- **Data for this task**:
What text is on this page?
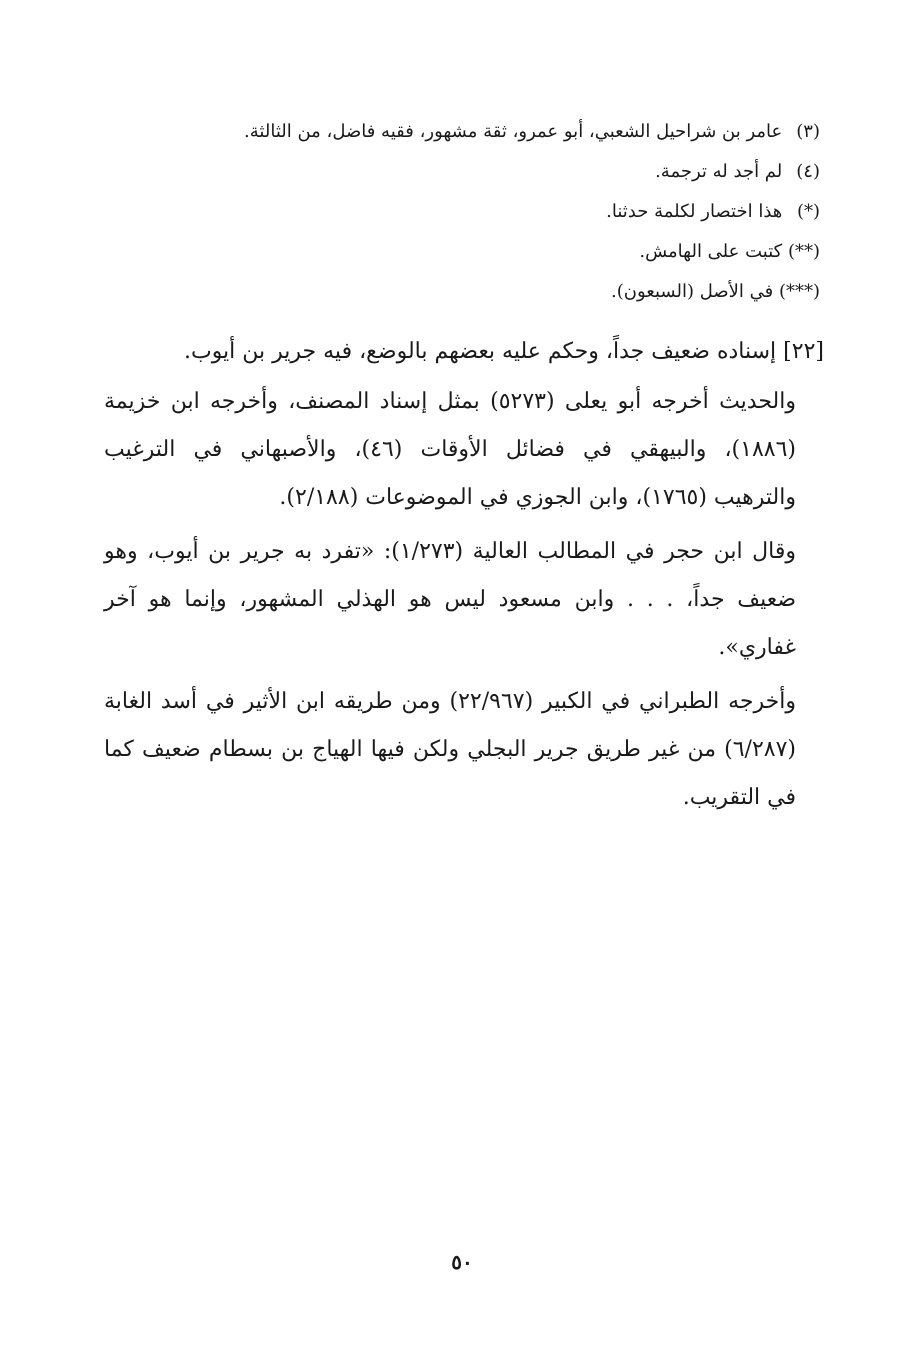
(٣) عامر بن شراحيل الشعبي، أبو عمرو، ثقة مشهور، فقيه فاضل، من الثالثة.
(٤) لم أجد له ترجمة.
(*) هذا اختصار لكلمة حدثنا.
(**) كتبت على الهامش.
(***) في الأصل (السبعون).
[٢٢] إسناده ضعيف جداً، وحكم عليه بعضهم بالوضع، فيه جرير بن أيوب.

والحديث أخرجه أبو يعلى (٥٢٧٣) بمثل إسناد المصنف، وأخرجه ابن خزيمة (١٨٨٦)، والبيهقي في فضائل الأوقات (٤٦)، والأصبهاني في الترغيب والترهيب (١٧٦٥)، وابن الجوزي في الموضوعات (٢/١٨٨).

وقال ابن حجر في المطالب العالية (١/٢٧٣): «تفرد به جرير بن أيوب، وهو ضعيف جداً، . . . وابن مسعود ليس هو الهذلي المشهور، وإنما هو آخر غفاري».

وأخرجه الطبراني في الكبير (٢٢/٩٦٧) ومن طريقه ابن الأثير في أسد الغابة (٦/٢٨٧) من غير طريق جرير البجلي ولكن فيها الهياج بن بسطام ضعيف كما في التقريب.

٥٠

- **Task details**:
Respond with nothing but the number of lines in the entries that contain the string "وأخرجه".

- **Answer to the task**:
2